Information provided:
....
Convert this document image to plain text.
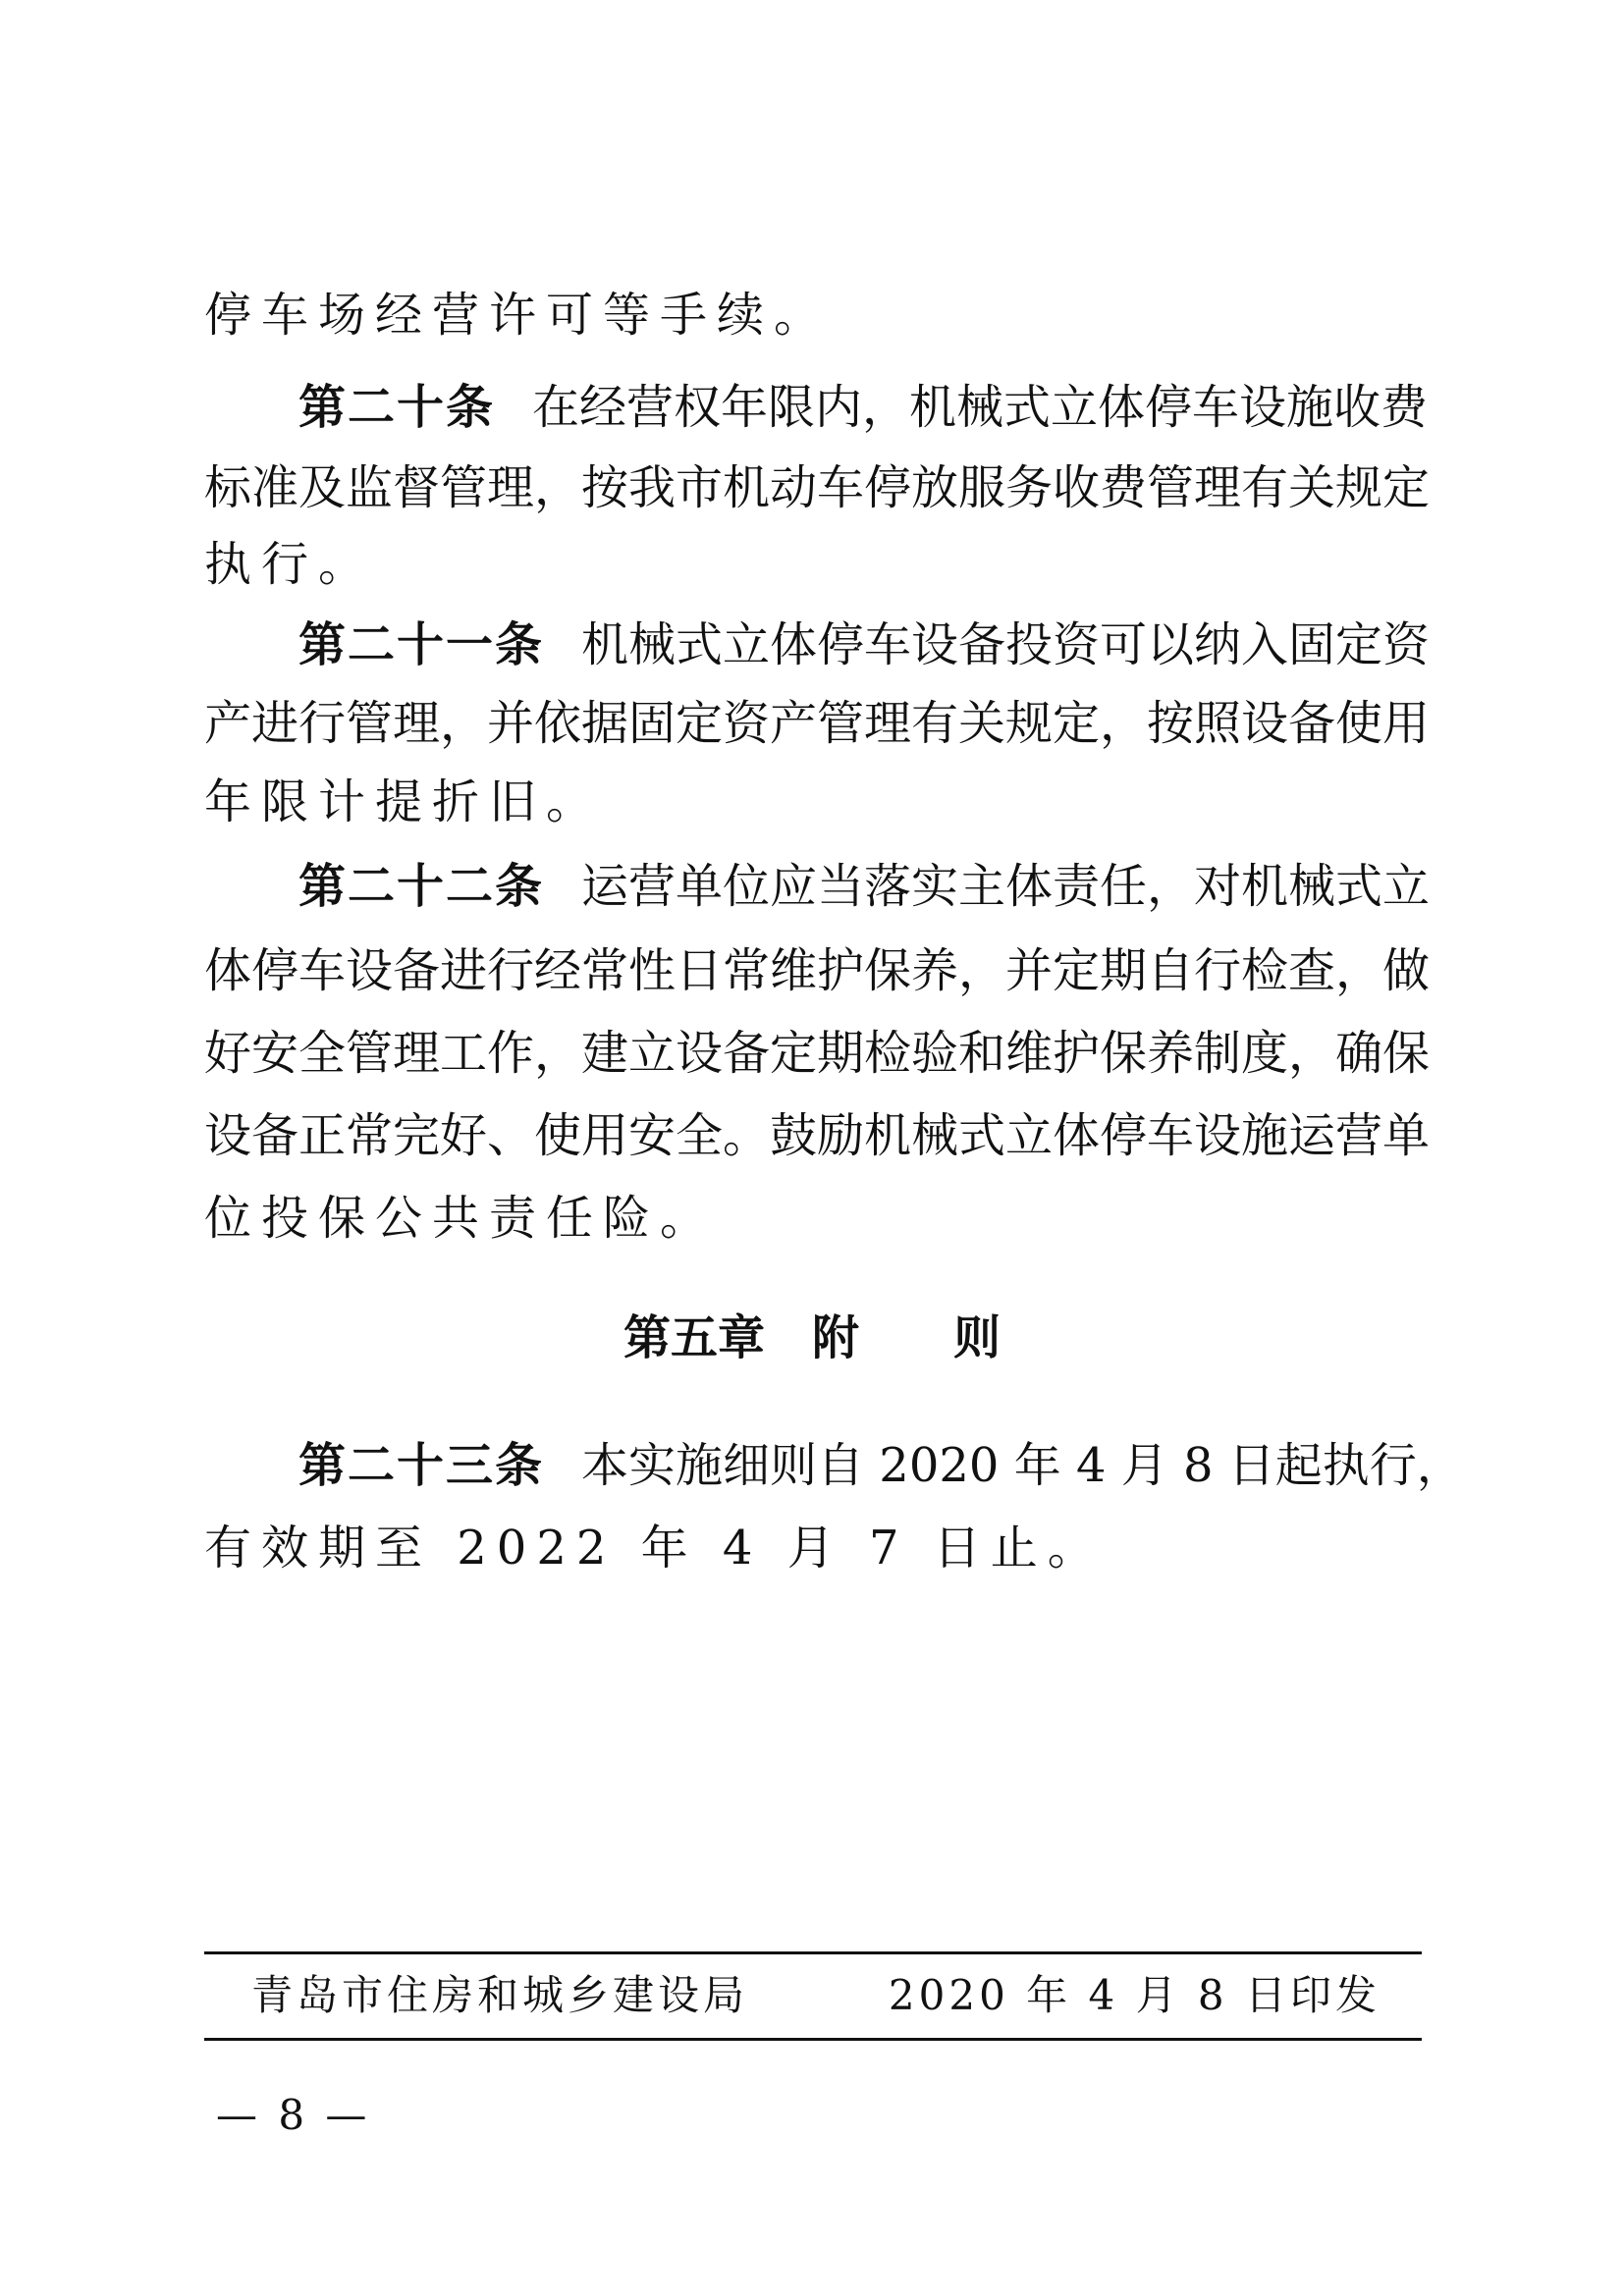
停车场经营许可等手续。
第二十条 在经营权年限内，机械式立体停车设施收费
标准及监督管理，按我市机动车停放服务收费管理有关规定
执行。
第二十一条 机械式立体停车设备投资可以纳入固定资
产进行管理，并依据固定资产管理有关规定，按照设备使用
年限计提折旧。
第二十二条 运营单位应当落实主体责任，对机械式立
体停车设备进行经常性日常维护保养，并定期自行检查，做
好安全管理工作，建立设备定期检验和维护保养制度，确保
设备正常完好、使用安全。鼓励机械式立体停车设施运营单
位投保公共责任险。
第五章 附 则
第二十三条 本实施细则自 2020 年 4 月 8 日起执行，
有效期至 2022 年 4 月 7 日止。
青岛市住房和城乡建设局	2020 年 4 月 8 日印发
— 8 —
....
Given exercise: Write out the listing above again, exactly, but with no pictures in the copy.

Correct result:
Convert this document image to plain text.
停车场经营许可等手续。
第二十条 在经营权年限内，机械式立体停车设施收费
标准及监督管理，按我市机动车停放服务收费管理有关规定
执行。
第二十一条 机械式立体停车设备投资可以纳入固定资
产进行管理，并依据固定资产管理有关规定，按照设备使用
年限计提折旧。
第二十二条 运营单位应当落实主体责任，对机械式立
体停车设备进行经常性日常维护保养，并定期自行检查，做
好安全管理工作，建立设备定期检验和维护保养制度，确保
设备正常完好、使用安全。鼓励机械式立体停车设施运营单
位投保公共责任险。
第五章 附 则
第二十三条 本实施细则自 2020 年 4 月 8 日起执行，
有效期至 2022 年 4 月 7 日止。
青岛市住房和城乡建设局	2020 年 4 月 8 日印发
— 8 —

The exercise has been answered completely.